* BEGIN Dataset extract *
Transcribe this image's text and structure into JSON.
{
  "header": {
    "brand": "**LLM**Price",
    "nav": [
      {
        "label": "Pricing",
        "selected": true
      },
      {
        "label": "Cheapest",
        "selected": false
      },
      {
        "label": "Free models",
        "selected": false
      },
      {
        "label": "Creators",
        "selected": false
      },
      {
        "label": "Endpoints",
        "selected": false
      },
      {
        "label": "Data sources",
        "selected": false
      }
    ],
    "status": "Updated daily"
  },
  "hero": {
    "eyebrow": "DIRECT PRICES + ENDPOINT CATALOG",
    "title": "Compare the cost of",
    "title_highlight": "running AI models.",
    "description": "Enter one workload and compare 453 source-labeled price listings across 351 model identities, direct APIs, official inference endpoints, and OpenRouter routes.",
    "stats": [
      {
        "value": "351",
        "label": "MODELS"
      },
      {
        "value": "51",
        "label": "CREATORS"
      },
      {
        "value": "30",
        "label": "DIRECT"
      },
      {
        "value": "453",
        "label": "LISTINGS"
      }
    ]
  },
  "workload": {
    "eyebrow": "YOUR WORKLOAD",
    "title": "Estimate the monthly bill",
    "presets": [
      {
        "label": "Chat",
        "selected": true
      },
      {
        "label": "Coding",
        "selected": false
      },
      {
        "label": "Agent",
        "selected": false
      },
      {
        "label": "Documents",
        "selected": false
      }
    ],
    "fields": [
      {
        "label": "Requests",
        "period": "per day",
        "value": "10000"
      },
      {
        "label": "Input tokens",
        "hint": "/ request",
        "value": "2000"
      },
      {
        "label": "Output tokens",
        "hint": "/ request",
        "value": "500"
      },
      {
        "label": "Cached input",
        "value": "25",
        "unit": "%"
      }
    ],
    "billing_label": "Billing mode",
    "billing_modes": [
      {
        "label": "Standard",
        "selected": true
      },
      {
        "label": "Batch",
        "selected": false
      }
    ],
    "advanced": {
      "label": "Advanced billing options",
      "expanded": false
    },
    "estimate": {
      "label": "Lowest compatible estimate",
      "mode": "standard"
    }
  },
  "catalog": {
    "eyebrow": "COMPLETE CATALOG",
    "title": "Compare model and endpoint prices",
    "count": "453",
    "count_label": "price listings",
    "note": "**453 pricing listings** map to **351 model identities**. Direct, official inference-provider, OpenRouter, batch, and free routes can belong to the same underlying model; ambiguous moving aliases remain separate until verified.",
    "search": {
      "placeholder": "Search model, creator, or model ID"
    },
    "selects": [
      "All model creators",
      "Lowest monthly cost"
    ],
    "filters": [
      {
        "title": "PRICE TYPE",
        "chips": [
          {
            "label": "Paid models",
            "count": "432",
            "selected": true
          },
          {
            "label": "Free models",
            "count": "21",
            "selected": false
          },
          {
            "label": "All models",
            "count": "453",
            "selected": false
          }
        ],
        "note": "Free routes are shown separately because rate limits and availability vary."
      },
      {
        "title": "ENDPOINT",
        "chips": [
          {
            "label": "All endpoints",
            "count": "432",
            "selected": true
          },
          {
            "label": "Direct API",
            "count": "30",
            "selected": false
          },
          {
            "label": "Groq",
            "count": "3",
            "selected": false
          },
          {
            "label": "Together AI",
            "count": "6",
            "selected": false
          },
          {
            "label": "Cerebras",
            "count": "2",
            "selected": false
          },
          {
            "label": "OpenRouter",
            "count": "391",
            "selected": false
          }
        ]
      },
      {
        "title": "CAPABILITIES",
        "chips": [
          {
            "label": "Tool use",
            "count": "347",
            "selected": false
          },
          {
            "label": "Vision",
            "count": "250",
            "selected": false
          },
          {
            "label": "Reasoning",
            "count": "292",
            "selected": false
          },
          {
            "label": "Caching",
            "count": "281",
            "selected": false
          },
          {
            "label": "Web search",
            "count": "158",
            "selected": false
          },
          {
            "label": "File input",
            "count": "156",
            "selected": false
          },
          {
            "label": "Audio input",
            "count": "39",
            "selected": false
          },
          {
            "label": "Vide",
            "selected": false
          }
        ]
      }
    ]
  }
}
* END Dataset extract *
» What the exercise asks: Print the complete listing again, exactly as it stands.

» Response for this exercise:
Transcribe this image's text and structure into JSON.
{
  "header": {
    "brand": "**LLM**Price",
    "nav": [
      {
        "label": "Pricing",
        "selected": true
      },
      {
        "label": "Cheapest",
        "selected": false
      },
      {
        "label": "Free models",
        "selected": false
      },
      {
        "label": "Creators",
        "selected": false
      },
      {
        "label": "Endpoints",
        "selected": false
      },
      {
        "label": "Data sources",
        "selected": false
      }
    ],
    "status": "Updated daily"
  },
  "hero": {
    "eyebrow": "DIRECT PRICES + ENDPOINT CATALOG",
    "title": "Compare the cost of",
    "title_highlight": "running AI models.",
    "description": "Enter one workload and compare 453 source-labeled price listings across 351 model identities, direct APIs, official inference endpoints, and OpenRouter routes.",
    "stats": [
      {
        "value": "351",
        "label": "MODELS"
      },
      {
        "value": "51",
        "label": "CREATORS"
      },
      {
        "value": "30",
        "label": "DIRECT"
      },
      {
        "value": "453",
        "label": "LISTINGS"
      }
    ]
  },
  "workload": {
    "eyebrow": "YOUR WORKLOAD",
    "title": "Estimate the monthly bill",
    "presets": [
      {
        "label": "Chat",
        "selected": true
      },
      {
        "label": "Coding",
        "selected": false
      },
      {
        "label": "Agent",
        "selected": false
      },
      {
        "label": "Documents",
        "selected": false
      }
    ],
    "fields": [
      {
        "label": "Requests",
        "period": "per day",
        "value": "10000"
      },
      {
        "label": "Input tokens",
        "hint": "/ request",
        "value": "2000"
      },
      {
        "label": "Output tokens",
        "hint": "/ request",
        "value": "500"
      },
      {
        "label": "Cached input",
        "value": "25",
        "unit": "%"
      }
    ],
    "billing_label": "Billing mode",
    "billing_modes": [
      {
        "label": "Standard",
        "selected": true
      },
      {
        "label": "Batch",
        "selected": false
      }
    ],
    "advanced": {
      "label": "Advanced billing options",
      "expanded": false
    },
    "estimate": {
      "label": "Lowest compatible estimate",
      "mode": "standard"
    }
  },
  "catalog": {
    "eyebrow": "COMPLETE CATALOG",
    "title": "Compare model and endpoint prices",
    "count": "453",
    "count_label": "price listings",
    "note": "**453 pricing listings** map to **351 model identities**. Direct, official inference-provider, OpenRouter, batch, and free routes can belong to the same underlying model; ambiguous moving aliases remain separate until verified.",
    "search": {
      "placeholder": "Search model, creator, or model ID"
    },
    "selects": [
      "All model creators",
      "Lowest monthly cost"
    ],
    "filters": [
      {
        "title": "PRICE TYPE",
        "chips": [
          {
            "label": "Paid models",
            "count": "432",
            "selected": true
          },
          {
            "label": "Free models",
            "count": "21",
            "selected": false
          },
          {
            "label": "All models",
            "count": "453",
            "selected": false
          }
        ],
        "note": "Free routes are shown separately because rate limits and availability vary."
      },
      {
        "title": "ENDPOINT",
        "chips": [
          {
            "label": "All endpoints",
            "count": "432",
            "selected": true
          },
          {
            "label": "Direct API",
            "count": "30",
            "selected": false
          },
          {
            "label": "Groq",
            "count": "3",
            "selected": false
          },
          {
            "label": "Together AI",
            "count": "6",
            "selected": false
          },
          {
            "label": "Cerebras",
            "count": "2",
            "selected": false
          },
          {
            "label": "OpenRouter",
            "count": "391",
            "selected": false
          }
        ]
      },
      {
        "title": "CAPABILITIES",
        "chips": [
          {
            "label": "Tool use",
            "count": "347",
            "selected": false
          },
          {
            "label": "Vision",
            "count": "250",
            "selected": false
          },
          {
            "label": "Reasoning",
            "count": "292",
            "selected": false
          },
          {
            "label": "Caching",
            "count": "281",
            "selected": false
          },
          {
            "label": "Web search",
            "count": "158",
            "selected": false
          },
          {
            "label": "File input",
            "count": "156",
            "selected": false
          },
          {
            "label": "Audio input",
            "count": "39",
            "selected": false
          },
          {
            "label": "Vide",
            "selected": false
          }
        ]
      }
    ]
  }
}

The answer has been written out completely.